Raw records:
## Begin
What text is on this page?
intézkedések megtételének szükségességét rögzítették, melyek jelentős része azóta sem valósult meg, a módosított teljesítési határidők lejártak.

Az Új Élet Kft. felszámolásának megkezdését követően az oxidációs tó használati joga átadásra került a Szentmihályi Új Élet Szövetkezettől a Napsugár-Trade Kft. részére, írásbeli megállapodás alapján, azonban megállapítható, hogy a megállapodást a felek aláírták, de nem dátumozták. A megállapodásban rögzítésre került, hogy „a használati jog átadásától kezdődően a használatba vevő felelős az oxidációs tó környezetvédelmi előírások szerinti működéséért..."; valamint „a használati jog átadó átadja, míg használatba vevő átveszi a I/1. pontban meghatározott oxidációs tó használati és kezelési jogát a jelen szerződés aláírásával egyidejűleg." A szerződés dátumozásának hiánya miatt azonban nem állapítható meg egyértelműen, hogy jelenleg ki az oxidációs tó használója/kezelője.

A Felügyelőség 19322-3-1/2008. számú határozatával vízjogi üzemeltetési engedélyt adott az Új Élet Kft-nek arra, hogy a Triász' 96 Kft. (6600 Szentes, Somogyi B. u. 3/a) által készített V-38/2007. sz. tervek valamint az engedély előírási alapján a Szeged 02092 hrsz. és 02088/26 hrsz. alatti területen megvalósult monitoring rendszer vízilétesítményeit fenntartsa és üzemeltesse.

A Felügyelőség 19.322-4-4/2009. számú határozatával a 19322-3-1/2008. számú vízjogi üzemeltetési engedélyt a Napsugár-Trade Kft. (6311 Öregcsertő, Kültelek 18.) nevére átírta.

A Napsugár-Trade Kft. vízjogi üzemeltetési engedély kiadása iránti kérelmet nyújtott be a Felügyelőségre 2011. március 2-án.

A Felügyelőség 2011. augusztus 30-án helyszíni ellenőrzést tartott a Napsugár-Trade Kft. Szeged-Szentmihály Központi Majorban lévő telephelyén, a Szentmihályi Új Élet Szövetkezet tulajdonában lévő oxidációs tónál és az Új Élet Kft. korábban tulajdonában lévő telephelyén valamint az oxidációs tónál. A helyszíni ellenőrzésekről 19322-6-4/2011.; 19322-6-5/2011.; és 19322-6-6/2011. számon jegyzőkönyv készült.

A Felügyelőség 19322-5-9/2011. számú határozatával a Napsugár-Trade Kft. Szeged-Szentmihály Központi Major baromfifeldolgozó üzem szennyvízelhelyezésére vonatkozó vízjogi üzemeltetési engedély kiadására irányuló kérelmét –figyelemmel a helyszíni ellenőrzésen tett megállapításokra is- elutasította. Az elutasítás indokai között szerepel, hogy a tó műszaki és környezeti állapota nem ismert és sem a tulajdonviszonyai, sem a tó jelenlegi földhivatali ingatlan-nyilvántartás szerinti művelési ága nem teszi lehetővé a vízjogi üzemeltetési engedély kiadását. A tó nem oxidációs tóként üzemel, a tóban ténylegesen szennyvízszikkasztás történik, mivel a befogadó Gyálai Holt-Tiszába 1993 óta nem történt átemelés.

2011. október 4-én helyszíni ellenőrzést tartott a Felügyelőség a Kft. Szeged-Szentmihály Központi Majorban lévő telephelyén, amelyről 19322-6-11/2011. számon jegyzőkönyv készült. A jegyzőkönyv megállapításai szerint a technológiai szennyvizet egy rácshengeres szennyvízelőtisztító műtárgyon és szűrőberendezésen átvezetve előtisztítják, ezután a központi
## End
## Begin
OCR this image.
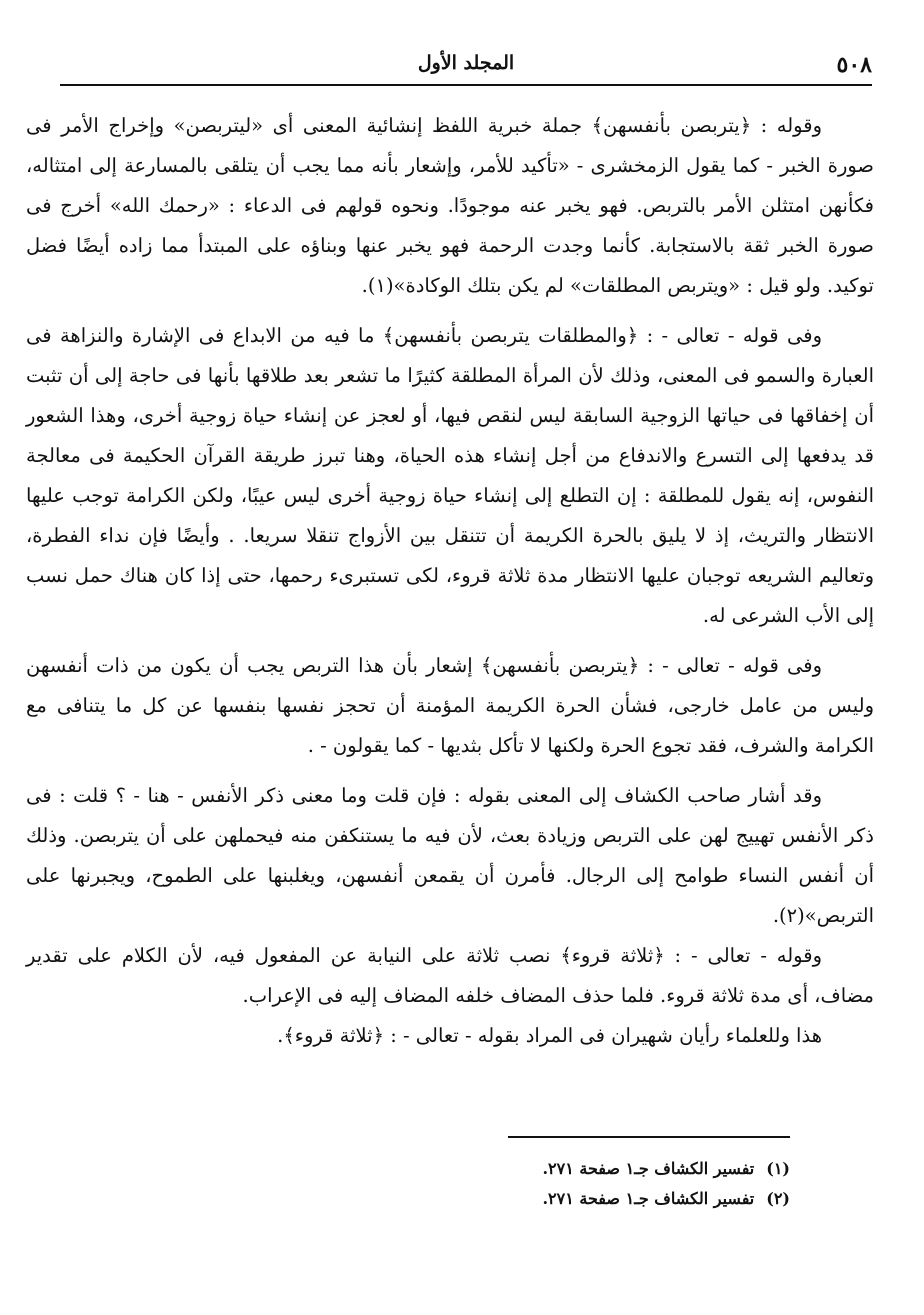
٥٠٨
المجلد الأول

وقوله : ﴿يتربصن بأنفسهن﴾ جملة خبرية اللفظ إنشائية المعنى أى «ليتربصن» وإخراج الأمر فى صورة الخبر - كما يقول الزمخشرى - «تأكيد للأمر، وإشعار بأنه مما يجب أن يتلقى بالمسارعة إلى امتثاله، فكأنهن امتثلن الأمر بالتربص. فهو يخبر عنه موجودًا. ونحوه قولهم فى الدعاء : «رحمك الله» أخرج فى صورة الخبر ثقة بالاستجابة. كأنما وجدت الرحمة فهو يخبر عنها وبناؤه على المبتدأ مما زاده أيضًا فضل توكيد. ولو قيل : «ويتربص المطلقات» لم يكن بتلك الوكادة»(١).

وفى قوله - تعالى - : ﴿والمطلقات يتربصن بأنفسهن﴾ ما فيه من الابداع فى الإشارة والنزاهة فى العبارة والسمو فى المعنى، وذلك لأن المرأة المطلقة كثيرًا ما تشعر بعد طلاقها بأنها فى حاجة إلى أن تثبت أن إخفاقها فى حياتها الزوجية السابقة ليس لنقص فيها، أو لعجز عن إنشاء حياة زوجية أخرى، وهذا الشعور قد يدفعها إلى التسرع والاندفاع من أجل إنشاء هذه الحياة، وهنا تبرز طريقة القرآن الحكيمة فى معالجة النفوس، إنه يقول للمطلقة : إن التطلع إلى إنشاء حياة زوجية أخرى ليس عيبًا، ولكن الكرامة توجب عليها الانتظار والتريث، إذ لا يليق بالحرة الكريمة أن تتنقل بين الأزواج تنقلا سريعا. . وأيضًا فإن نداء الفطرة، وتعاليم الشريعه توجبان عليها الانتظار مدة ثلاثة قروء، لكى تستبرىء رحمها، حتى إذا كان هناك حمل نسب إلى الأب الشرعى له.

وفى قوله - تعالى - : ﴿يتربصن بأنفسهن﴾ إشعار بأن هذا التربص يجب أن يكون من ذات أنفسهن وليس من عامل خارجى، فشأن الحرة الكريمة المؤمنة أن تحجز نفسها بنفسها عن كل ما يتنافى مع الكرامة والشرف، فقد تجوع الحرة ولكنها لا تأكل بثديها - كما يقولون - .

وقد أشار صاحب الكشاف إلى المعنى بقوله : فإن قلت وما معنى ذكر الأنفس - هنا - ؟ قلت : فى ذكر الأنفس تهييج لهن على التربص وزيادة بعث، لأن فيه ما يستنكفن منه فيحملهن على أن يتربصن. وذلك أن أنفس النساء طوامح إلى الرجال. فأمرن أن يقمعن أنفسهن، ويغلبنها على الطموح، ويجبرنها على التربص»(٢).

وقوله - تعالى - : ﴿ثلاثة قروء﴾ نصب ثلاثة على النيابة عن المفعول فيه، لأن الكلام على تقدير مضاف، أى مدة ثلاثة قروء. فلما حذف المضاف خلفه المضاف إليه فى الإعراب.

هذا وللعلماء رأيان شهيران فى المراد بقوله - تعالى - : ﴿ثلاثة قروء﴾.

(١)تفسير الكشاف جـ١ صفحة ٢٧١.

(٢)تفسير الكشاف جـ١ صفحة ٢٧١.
## End
What is being asked:
Count every line above that holds the word "this", and state the number and nothing more.

Solved exercise:
2